▸ **Exercise directions**
Copy out the data below verbatim.

>>>

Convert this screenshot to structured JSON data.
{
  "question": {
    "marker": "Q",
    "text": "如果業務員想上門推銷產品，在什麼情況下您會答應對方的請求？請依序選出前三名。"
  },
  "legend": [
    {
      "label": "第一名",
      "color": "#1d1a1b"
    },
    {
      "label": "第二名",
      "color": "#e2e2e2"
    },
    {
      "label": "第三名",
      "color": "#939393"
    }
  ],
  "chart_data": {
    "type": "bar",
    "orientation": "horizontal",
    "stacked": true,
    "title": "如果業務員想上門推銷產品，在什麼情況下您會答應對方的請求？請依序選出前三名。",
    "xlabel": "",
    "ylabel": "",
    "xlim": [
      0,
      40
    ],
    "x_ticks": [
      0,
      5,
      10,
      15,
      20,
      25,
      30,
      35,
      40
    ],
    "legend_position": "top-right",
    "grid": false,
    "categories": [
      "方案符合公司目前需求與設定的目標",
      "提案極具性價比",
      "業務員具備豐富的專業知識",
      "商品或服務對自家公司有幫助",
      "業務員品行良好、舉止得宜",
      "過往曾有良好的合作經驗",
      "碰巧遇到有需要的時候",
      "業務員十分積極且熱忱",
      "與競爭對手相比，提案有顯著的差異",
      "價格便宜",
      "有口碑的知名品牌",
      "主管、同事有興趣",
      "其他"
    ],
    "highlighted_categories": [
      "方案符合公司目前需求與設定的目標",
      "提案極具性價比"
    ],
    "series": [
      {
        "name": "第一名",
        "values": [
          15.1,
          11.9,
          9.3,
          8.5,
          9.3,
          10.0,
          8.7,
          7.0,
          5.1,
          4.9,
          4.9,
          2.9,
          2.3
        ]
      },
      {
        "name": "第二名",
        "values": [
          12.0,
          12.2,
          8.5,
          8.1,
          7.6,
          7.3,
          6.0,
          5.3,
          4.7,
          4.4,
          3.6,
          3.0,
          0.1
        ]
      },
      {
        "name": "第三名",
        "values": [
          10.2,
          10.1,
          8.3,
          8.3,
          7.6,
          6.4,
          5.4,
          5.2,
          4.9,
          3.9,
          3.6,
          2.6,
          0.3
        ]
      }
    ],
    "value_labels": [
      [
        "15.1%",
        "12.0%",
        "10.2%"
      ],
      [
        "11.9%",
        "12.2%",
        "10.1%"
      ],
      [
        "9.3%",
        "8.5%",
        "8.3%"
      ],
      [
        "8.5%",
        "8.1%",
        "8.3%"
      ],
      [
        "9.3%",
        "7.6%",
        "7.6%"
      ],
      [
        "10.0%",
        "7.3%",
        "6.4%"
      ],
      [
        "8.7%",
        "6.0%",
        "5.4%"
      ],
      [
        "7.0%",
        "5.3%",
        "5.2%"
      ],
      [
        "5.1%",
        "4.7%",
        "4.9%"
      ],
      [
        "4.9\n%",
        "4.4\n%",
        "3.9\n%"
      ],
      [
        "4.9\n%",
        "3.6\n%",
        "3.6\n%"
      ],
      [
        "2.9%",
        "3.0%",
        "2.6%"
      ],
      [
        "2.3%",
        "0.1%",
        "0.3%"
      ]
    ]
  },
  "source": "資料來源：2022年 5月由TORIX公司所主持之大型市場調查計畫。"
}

<<<

▸ **The reply**
Convert this screenshot to structured JSON data.
{
  "question": {
    "marker": "Q",
    "text": "如果業務員想上門推銷產品，在什麼情況下您會答應對方的請求？請依序選出前三名。"
  },
  "legend": [
    {
      "label": "第一名",
      "color": "#1d1a1b"
    },
    {
      "label": "第二名",
      "color": "#e2e2e2"
    },
    {
      "label": "第三名",
      "color": "#939393"
    }
  ],
  "chart_data": {
    "type": "bar",
    "orientation": "horizontal",
    "stacked": true,
    "title": "如果業務員想上門推銷產品，在什麼情況下您會答應對方的請求？請依序選出前三名。",
    "xlabel": "",
    "ylabel": "",
    "xlim": [
      0,
      40
    ],
    "x_ticks": [
      0,
      5,
      10,
      15,
      20,
      25,
      30,
      35,
      40
    ],
    "legend_position": "top-right",
    "grid": false,
    "categories": [
      "方案符合公司目前需求與設定的目標",
      "提案極具性價比",
      "業務員具備豐富的專業知識",
      "商品或服務對自家公司有幫助",
      "業務員品行良好、舉止得宜",
      "過往曾有良好的合作經驗",
      "碰巧遇到有需要的時候",
      "業務員十分積極且熱忱",
      "與競爭對手相比，提案有顯著的差異",
      "價格便宜",
      "有口碑的知名品牌",
      "主管、同事有興趣",
      "其他"
    ],
    "highlighted_categories": [
      "方案符合公司目前需求與設定的目標",
      "提案極具性價比"
    ],
    "series": [
      {
        "name": "第一名",
        "values": [
          15.1,
          11.9,
          9.3,
          8.5,
          9.3,
          10.0,
          8.7,
          7.0,
          5.1,
          4.9,
          4.9,
          2.9,
          2.3
        ]
      },
      {
        "name": "第二名",
        "values": [
          12.0,
          12.2,
          8.5,
          8.1,
          7.6,
          7.3,
          6.0,
          5.3,
          4.7,
          4.4,
          3.6,
          3.0,
          0.1
        ]
      },
      {
        "name": "第三名",
        "values": [
          10.2,
          10.1,
          8.3,
          8.3,
          7.6,
          6.4,
          5.4,
          5.2,
          4.9,
          3.9,
          3.6,
          2.6,
          0.3
        ]
      }
    ],
    "value_labels": [
      [
        "15.1%",
        "12.0%",
        "10.2%"
      ],
      [
        "11.9%",
        "12.2%",
        "10.1%"
      ],
      [
        "9.3%",
        "8.5%",
        "8.3%"
      ],
      [
        "8.5%",
        "8.1%",
        "8.3%"
      ],
      [
        "9.3%",
        "7.6%",
        "7.6%"
      ],
      [
        "10.0%",
        "7.3%",
        "6.4%"
      ],
      [
        "8.7%",
        "6.0%",
        "5.4%"
      ],
      [
        "7.0%",
        "5.3%",
        "5.2%"
      ],
      [
        "5.1%",
        "4.7%",
        "4.9%"
      ],
      [
        "4.9\n%",
        "4.4\n%",
        "3.9\n%"
      ],
      [
        "4.9\n%",
        "3.6\n%",
        "3.6\n%"
      ],
      [
        "2.9%",
        "3.0%",
        "2.6%"
      ],
      [
        "2.3%",
        "0.1%",
        "0.3%"
      ]
    ]
  },
  "source": "資料來源：2022年 5月由TORIX公司所主持之大型市場調查計畫。"
}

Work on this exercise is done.